- Records -
* * * *
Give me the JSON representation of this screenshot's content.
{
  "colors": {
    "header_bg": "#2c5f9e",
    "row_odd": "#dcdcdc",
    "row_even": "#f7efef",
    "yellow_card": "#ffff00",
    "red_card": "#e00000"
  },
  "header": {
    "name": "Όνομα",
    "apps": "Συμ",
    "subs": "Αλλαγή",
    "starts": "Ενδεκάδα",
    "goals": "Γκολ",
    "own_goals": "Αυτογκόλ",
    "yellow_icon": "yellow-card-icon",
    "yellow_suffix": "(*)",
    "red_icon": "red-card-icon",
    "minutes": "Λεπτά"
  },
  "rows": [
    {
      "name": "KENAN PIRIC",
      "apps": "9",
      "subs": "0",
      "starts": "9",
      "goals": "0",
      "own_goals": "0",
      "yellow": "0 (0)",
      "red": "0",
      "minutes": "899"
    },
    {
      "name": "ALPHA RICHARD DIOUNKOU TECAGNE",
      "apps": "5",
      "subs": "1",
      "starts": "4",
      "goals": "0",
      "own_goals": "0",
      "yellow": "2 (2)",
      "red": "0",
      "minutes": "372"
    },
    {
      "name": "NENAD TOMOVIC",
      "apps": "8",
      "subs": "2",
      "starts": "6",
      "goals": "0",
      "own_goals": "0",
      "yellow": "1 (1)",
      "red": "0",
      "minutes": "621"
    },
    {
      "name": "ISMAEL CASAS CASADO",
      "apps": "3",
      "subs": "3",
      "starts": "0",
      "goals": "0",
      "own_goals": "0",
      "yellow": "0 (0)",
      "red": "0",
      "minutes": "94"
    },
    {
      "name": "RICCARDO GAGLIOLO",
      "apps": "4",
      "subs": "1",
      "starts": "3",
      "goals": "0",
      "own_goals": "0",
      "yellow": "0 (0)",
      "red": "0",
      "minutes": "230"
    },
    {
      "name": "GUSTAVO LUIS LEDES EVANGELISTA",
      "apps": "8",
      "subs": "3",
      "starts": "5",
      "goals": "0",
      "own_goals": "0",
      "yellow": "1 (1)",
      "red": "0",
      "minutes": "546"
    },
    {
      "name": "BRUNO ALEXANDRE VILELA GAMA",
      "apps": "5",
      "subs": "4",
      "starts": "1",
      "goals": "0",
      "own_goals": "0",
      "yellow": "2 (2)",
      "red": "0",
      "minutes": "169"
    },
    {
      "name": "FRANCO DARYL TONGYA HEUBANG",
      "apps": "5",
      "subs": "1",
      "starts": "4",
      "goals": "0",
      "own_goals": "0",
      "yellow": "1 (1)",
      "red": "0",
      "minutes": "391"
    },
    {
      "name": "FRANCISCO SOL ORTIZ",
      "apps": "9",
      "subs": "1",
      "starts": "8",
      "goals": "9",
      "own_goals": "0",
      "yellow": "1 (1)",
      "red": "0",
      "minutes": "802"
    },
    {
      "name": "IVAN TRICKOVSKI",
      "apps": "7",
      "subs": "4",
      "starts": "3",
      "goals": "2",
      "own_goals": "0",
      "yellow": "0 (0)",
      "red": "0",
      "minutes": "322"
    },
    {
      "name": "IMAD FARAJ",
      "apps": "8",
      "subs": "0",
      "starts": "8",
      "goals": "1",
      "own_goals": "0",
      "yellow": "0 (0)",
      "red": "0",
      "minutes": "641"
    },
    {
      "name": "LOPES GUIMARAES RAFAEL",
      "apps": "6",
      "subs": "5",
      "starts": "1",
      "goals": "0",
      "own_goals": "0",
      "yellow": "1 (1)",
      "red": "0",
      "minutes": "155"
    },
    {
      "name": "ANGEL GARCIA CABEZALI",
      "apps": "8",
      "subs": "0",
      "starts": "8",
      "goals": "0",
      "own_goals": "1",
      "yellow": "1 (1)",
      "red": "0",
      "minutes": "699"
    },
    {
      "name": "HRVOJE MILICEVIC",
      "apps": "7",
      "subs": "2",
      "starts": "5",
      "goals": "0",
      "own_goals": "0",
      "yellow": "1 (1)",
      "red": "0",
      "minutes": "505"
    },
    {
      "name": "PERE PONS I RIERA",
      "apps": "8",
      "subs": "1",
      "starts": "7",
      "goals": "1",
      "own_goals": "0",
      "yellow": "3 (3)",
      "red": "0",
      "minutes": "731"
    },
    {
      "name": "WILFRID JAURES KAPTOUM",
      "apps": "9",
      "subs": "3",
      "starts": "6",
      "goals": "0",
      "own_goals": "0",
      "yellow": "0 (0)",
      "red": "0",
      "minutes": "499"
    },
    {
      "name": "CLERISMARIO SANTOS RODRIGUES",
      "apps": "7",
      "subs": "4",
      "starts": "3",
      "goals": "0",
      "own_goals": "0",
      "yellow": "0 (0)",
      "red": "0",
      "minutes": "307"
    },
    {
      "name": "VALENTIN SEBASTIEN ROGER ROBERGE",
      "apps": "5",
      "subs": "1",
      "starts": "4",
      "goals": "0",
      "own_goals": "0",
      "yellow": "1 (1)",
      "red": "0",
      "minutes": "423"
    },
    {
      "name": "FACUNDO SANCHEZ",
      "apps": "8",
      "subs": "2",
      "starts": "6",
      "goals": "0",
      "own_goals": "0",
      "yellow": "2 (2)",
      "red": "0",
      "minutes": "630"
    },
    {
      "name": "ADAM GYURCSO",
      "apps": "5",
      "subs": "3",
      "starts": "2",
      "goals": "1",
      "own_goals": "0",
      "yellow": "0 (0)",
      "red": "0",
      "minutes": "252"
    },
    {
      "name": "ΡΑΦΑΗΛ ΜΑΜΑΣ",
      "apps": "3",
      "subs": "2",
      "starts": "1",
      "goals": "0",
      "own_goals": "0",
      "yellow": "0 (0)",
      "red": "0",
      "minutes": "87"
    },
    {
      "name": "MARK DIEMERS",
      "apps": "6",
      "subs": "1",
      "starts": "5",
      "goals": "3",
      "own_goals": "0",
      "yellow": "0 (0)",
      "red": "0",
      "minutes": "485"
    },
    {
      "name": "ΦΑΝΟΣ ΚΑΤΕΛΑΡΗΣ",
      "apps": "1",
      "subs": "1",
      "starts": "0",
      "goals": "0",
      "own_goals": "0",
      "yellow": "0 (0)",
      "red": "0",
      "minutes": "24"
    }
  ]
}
* * * *
- Required task -
Write out every entry exactly as given.

- Solved problem -
Give me the JSON representation of this screenshot's content.
{
  "colors": {
    "header_bg": "#2c5f9e",
    "row_odd": "#dcdcdc",
    "row_even": "#f7efef",
    "yellow_card": "#ffff00",
    "red_card": "#e00000"
  },
  "header": {
    "name": "Όνομα",
    "apps": "Συμ",
    "subs": "Αλλαγή",
    "starts": "Ενδεκάδα",
    "goals": "Γκολ",
    "own_goals": "Αυτογκόλ",
    "yellow_icon": "yellow-card-icon",
    "yellow_suffix": "(*)",
    "red_icon": "red-card-icon",
    "minutes": "Λεπτά"
  },
  "rows": [
    {
      "name": "KENAN PIRIC",
      "apps": "9",
      "subs": "0",
      "starts": "9",
      "goals": "0",
      "own_goals": "0",
      "yellow": "0 (0)",
      "red": "0",
      "minutes": "899"
    },
    {
      "name": "ALPHA RICHARD DIOUNKOU TECAGNE",
      "apps": "5",
      "subs": "1",
      "starts": "4",
      "goals": "0",
      "own_goals": "0",
      "yellow": "2 (2)",
      "red": "0",
      "minutes": "372"
    },
    {
      "name": "NENAD TOMOVIC",
      "apps": "8",
      "subs": "2",
      "starts": "6",
      "goals": "0",
      "own_goals": "0",
      "yellow": "1 (1)",
      "red": "0",
      "minutes": "621"
    },
    {
      "name": "ISMAEL CASAS CASADO",
      "apps": "3",
      "subs": "3",
      "starts": "0",
      "goals": "0",
      "own_goals": "0",
      "yellow": "0 (0)",
      "red": "0",
      "minutes": "94"
    },
    {
      "name": "RICCARDO GAGLIOLO",
      "apps": "4",
      "subs": "1",
      "starts": "3",
      "goals": "0",
      "own_goals": "0",
      "yellow": "0 (0)",
      "red": "0",
      "minutes": "230"
    },
    {
      "name": "GUSTAVO LUIS LEDES EVANGELISTA",
      "apps": "8",
      "subs": "3",
      "starts": "5",
      "goals": "0",
      "own_goals": "0",
      "yellow": "1 (1)",
      "red": "0",
      "minutes": "546"
    },
    {
      "name": "BRUNO ALEXANDRE VILELA GAMA",
      "apps": "5",
      "subs": "4",
      "starts": "1",
      "goals": "0",
      "own_goals": "0",
      "yellow": "2 (2)",
      "red": "0",
      "minutes": "169"
    },
    {
      "name": "FRANCO DARYL TONGYA HEUBANG",
      "apps": "5",
      "subs": "1",
      "starts": "4",
      "goals": "0",
      "own_goals": "0",
      "yellow": "1 (1)",
      "red": "0",
      "minutes": "391"
    },
    {
      "name": "FRANCISCO SOL ORTIZ",
      "apps": "9",
      "subs": "1",
      "starts": "8",
      "goals": "9",
      "own_goals": "0",
      "yellow": "1 (1)",
      "red": "0",
      "minutes": "802"
    },
    {
      "name": "IVAN TRICKOVSKI",
      "apps": "7",
      "subs": "4",
      "starts": "3",
      "goals": "2",
      "own_goals": "0",
      "yellow": "0 (0)",
      "red": "0",
      "minutes": "322"
    },
    {
      "name": "IMAD FARAJ",
      "apps": "8",
      "subs": "0",
      "starts": "8",
      "goals": "1",
      "own_goals": "0",
      "yellow": "0 (0)",
      "red": "0",
      "minutes": "641"
    },
    {
      "name": "LOPES GUIMARAES RAFAEL",
      "apps": "6",
      "subs": "5",
      "starts": "1",
      "goals": "0",
      "own_goals": "0",
      "yellow": "1 (1)",
      "red": "0",
      "minutes": "155"
    },
    {
      "name": "ANGEL GARCIA CABEZALI",
      "apps": "8",
      "subs": "0",
      "starts": "8",
      "goals": "0",
      "own_goals": "1",
      "yellow": "1 (1)",
      "red": "0",
      "minutes": "699"
    },
    {
      "name": "HRVOJE MILICEVIC",
      "apps": "7",
      "subs": "2",
      "starts": "5",
      "goals": "0",
      "own_goals": "0",
      "yellow": "1 (1)",
      "red": "0",
      "minutes": "505"
    },
    {
      "name": "PERE PONS I RIERA",
      "apps": "8",
      "subs": "1",
      "starts": "7",
      "goals": "1",
      "own_goals": "0",
      "yellow": "3 (3)",
      "red": "0",
      "minutes": "731"
    },
    {
      "name": "WILFRID JAURES KAPTOUM",
      "apps": "9",
      "subs": "3",
      "starts": "6",
      "goals": "0",
      "own_goals": "0",
      "yellow": "0 (0)",
      "red": "0",
      "minutes": "499"
    },
    {
      "name": "CLERISMARIO SANTOS RODRIGUES",
      "apps": "7",
      "subs": "4",
      "starts": "3",
      "goals": "0",
      "own_goals": "0",
      "yellow": "0 (0)",
      "red": "0",
      "minutes": "307"
    },
    {
      "name": "VALENTIN SEBASTIEN ROGER ROBERGE",
      "apps": "5",
      "subs": "1",
      "starts": "4",
      "goals": "0",
      "own_goals": "0",
      "yellow": "1 (1)",
      "red": "0",
      "minutes": "423"
    },
    {
      "name": "FACUNDO SANCHEZ",
      "apps": "8",
      "subs": "2",
      "starts": "6",
      "goals": "0",
      "own_goals": "0",
      "yellow": "2 (2)",
      "red": "0",
      "minutes": "630"
    },
    {
      "name": "ADAM GYURCSO",
      "apps": "5",
      "subs": "3",
      "starts": "2",
      "goals": "1",
      "own_goals": "0",
      "yellow": "0 (0)",
      "red": "0",
      "minutes": "252"
    },
    {
      "name": "ΡΑΦΑΗΛ ΜΑΜΑΣ",
      "apps": "3",
      "subs": "2",
      "starts": "1",
      "goals": "0",
      "own_goals": "0",
      "yellow": "0 (0)",
      "red": "0",
      "minutes": "87"
    },
    {
      "name": "MARK DIEMERS",
      "apps": "6",
      "subs": "1",
      "starts": "5",
      "goals": "3",
      "own_goals": "0",
      "yellow": "0 (0)",
      "red": "0",
      "minutes": "485"
    },
    {
      "name": "ΦΑΝΟΣ ΚΑΤΕΛΑΡΗΣ",
      "apps": "1",
      "subs": "1",
      "starts": "0",
      "goals": "0",
      "own_goals": "0",
      "yellow": "0 (0)",
      "red": "0",
      "minutes": "24"
    }
  ]
}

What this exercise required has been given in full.